▸ **WORK TO COMPLETE**
List all lines in the material below that contain "Tables".

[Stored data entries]
START
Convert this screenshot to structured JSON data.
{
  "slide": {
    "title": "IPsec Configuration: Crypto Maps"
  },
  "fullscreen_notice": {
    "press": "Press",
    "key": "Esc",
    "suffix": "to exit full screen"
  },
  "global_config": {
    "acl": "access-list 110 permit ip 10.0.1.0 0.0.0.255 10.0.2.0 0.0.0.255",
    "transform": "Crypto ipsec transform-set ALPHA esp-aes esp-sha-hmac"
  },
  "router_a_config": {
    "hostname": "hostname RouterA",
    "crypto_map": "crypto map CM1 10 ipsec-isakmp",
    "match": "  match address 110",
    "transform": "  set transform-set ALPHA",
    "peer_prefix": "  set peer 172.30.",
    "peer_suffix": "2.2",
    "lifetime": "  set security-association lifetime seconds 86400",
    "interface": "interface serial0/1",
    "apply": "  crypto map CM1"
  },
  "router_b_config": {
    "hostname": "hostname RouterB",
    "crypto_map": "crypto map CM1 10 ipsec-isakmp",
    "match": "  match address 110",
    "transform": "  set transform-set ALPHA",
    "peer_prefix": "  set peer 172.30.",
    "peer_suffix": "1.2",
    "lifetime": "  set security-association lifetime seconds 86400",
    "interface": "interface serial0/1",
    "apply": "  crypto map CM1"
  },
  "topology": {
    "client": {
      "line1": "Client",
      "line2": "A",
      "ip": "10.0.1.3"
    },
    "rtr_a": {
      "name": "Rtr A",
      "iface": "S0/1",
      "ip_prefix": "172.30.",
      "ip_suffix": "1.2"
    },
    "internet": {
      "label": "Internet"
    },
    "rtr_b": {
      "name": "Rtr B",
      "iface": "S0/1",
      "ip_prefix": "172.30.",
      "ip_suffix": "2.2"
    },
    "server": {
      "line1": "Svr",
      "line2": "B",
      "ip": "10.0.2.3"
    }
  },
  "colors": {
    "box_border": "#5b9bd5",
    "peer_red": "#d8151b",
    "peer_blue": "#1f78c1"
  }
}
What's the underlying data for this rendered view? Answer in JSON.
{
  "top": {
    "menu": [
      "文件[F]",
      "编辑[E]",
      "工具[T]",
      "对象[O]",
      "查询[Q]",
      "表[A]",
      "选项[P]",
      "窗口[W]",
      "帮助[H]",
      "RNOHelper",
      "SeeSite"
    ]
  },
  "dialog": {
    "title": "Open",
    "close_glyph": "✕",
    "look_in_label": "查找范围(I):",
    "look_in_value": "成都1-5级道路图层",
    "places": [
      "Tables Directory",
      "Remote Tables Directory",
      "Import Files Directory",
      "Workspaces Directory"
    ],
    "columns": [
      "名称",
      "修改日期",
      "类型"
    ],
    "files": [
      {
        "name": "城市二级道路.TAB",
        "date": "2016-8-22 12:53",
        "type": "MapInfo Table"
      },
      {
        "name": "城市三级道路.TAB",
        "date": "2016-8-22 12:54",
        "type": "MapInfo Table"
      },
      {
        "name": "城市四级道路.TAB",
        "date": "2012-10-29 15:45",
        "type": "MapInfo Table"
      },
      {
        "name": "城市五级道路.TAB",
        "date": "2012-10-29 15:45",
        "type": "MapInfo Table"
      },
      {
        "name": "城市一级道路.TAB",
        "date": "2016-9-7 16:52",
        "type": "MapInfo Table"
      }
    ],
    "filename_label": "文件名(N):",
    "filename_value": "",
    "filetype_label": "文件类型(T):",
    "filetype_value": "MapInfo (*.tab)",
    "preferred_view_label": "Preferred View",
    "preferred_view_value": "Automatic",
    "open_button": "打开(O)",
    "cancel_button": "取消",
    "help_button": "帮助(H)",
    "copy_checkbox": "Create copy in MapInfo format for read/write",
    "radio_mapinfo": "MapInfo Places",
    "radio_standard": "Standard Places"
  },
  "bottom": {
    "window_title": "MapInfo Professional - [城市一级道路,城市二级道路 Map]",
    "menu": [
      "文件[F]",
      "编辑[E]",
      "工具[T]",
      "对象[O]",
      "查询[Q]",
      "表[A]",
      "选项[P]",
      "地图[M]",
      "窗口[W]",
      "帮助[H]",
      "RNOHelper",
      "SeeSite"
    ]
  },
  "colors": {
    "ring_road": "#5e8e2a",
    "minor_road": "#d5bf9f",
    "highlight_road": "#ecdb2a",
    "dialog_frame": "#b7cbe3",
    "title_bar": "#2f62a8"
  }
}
END
▸ **RESPONSE**
      "Tables Directory",
      "Remote Tables Directory",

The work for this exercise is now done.